■ Work required:
How many lines of the entries below include the word "title"? Answer with the number alone.
◇ ◇ ◇ ◇ ◇ ◇ ◇
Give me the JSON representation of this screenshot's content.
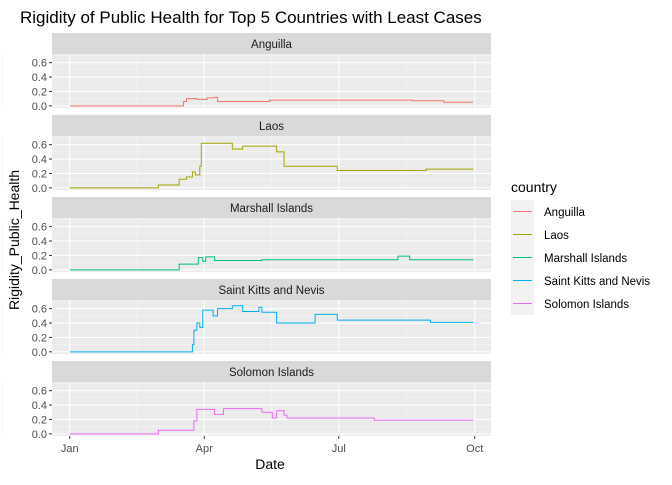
{
  "chart_data": {
    "type": "line",
    "title": "Rigidity of Public Health for Top 5 Countries with Least Cases",
    "xlabel": "Date",
    "ylabel": "Rigidity_Public_Health",
    "x_ticks": [
      "Jan",
      "Apr",
      "Jul",
      "Oct"
    ],
    "x_tick_dates": [
      "2020-01-01",
      "2020-04-01",
      "2020-07-01",
      "2020-10-01"
    ],
    "x_range": [
      "2019-12-20",
      "2020-10-12"
    ],
    "y_ticks": [
      0.0,
      0.2,
      0.4,
      0.6
    ],
    "y_tick_labels": [
      "0.0",
      "0.2",
      "0.4",
      "0.6"
    ],
    "ylim": [
      -0.03,
      0.72
    ],
    "facet_by": "country",
    "legend": {
      "title": "country",
      "position": "right"
    },
    "grid": true,
    "series": [
      {
        "name": "Anguilla",
        "color": "#F8766D",
        "points": [
          [
            "2020-01-01",
            0.0
          ],
          [
            "2020-03-18",
            0.0
          ],
          [
            "2020-03-18",
            0.06
          ],
          [
            "2020-03-20",
            0.06
          ],
          [
            "2020-03-20",
            0.1
          ],
          [
            "2020-03-27",
            0.1
          ],
          [
            "2020-03-27",
            0.09
          ],
          [
            "2020-04-03",
            0.09
          ],
          [
            "2020-04-03",
            0.11
          ],
          [
            "2020-04-08",
            0.11
          ],
          [
            "2020-04-08",
            0.12
          ],
          [
            "2020-04-10",
            0.12
          ],
          [
            "2020-04-10",
            0.06
          ],
          [
            "2020-05-15",
            0.06
          ],
          [
            "2020-05-15",
            0.08
          ],
          [
            "2020-08-20",
            0.08
          ],
          [
            "2020-08-20",
            0.07
          ],
          [
            "2020-09-10",
            0.07
          ],
          [
            "2020-09-10",
            0.05
          ],
          [
            "2020-09-30",
            0.05
          ]
        ]
      },
      {
        "name": "Laos",
        "color": "#A3A500",
        "points": [
          [
            "2020-01-01",
            0.0
          ],
          [
            "2020-03-01",
            0.0
          ],
          [
            "2020-03-01",
            0.04
          ],
          [
            "2020-03-15",
            0.04
          ],
          [
            "2020-03-15",
            0.12
          ],
          [
            "2020-03-20",
            0.12
          ],
          [
            "2020-03-20",
            0.15
          ],
          [
            "2020-03-24",
            0.15
          ],
          [
            "2020-03-24",
            0.22
          ],
          [
            "2020-03-26",
            0.22
          ],
          [
            "2020-03-26",
            0.18
          ],
          [
            "2020-03-29",
            0.18
          ],
          [
            "2020-03-29",
            0.3
          ],
          [
            "2020-03-30",
            0.3
          ],
          [
            "2020-03-30",
            0.62
          ],
          [
            "2020-04-20",
            0.62
          ],
          [
            "2020-04-20",
            0.54
          ],
          [
            "2020-04-27",
            0.54
          ],
          [
            "2020-04-27",
            0.58
          ],
          [
            "2020-05-20",
            0.58
          ],
          [
            "2020-05-20",
            0.5
          ],
          [
            "2020-05-25",
            0.5
          ],
          [
            "2020-05-25",
            0.3
          ],
          [
            "2020-06-30",
            0.3
          ],
          [
            "2020-06-30",
            0.24
          ],
          [
            "2020-08-29",
            0.24
          ],
          [
            "2020-08-29",
            0.26
          ],
          [
            "2020-09-30",
            0.26
          ]
        ]
      },
      {
        "name": "Marshall Islands",
        "color": "#00BF7D",
        "points": [
          [
            "2020-01-01",
            0.0
          ],
          [
            "2020-03-15",
            0.0
          ],
          [
            "2020-03-15",
            0.08
          ],
          [
            "2020-03-28",
            0.08
          ],
          [
            "2020-03-28",
            0.17
          ],
          [
            "2020-03-31",
            0.17
          ],
          [
            "2020-03-31",
            0.12
          ],
          [
            "2020-04-02",
            0.12
          ],
          [
            "2020-04-02",
            0.18
          ],
          [
            "2020-04-08",
            0.18
          ],
          [
            "2020-04-08",
            0.13
          ],
          [
            "2020-05-10",
            0.13
          ],
          [
            "2020-05-10",
            0.14
          ],
          [
            "2020-08-10",
            0.14
          ],
          [
            "2020-08-10",
            0.19
          ],
          [
            "2020-08-18",
            0.19
          ],
          [
            "2020-08-18",
            0.14
          ],
          [
            "2020-09-30",
            0.14
          ]
        ]
      },
      {
        "name": "Saint Kitts and Nevis",
        "color": "#00B0F6",
        "points": [
          [
            "2020-01-01",
            0.0
          ],
          [
            "2020-03-24",
            0.0
          ],
          [
            "2020-03-24",
            0.1
          ],
          [
            "2020-03-25",
            0.1
          ],
          [
            "2020-03-25",
            0.3
          ],
          [
            "2020-03-27",
            0.3
          ],
          [
            "2020-03-27",
            0.4
          ],
          [
            "2020-03-29",
            0.4
          ],
          [
            "2020-03-29",
            0.34
          ],
          [
            "2020-03-31",
            0.34
          ],
          [
            "2020-03-31",
            0.58
          ],
          [
            "2020-04-07",
            0.58
          ],
          [
            "2020-04-07",
            0.5
          ],
          [
            "2020-04-10",
            0.5
          ],
          [
            "2020-04-10",
            0.6
          ],
          [
            "2020-04-20",
            0.6
          ],
          [
            "2020-04-20",
            0.64
          ],
          [
            "2020-04-27",
            0.64
          ],
          [
            "2020-04-27",
            0.56
          ],
          [
            "2020-05-08",
            0.56
          ],
          [
            "2020-05-08",
            0.62
          ],
          [
            "2020-05-10",
            0.62
          ],
          [
            "2020-05-10",
            0.55
          ],
          [
            "2020-05-20",
            0.55
          ],
          [
            "2020-05-20",
            0.4
          ],
          [
            "2020-06-15",
            0.4
          ],
          [
            "2020-06-15",
            0.52
          ],
          [
            "2020-06-30",
            0.52
          ],
          [
            "2020-06-30",
            0.44
          ],
          [
            "2020-09-01",
            0.44
          ],
          [
            "2020-09-01",
            0.41
          ],
          [
            "2020-09-30",
            0.41
          ]
        ]
      },
      {
        "name": "Solomon Islands",
        "color": "#E76BF3",
        "points": [
          [
            "2020-01-01",
            0.0
          ],
          [
            "2020-03-01",
            0.0
          ],
          [
            "2020-03-01",
            0.05
          ],
          [
            "2020-03-25",
            0.05
          ],
          [
            "2020-03-25",
            0.18
          ],
          [
            "2020-03-27",
            0.18
          ],
          [
            "2020-03-27",
            0.34
          ],
          [
            "2020-04-08",
            0.34
          ],
          [
            "2020-04-08",
            0.27
          ],
          [
            "2020-04-14",
            0.27
          ],
          [
            "2020-04-14",
            0.35
          ],
          [
            "2020-05-10",
            0.35
          ],
          [
            "2020-05-10",
            0.3
          ],
          [
            "2020-05-17",
            0.3
          ],
          [
            "2020-05-17",
            0.22
          ],
          [
            "2020-05-20",
            0.22
          ],
          [
            "2020-05-20",
            0.32
          ],
          [
            "2020-05-25",
            0.32
          ],
          [
            "2020-05-25",
            0.26
          ],
          [
            "2020-05-27",
            0.26
          ],
          [
            "2020-05-27",
            0.22
          ],
          [
            "2020-07-25",
            0.22
          ],
          [
            "2020-07-25",
            0.19
          ],
          [
            "2020-09-30",
            0.19
          ]
        ]
      }
    ]
  }
}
◇ ◇ ◇ ◇ ◇ ◇ ◇
■ Output for this exercise:
2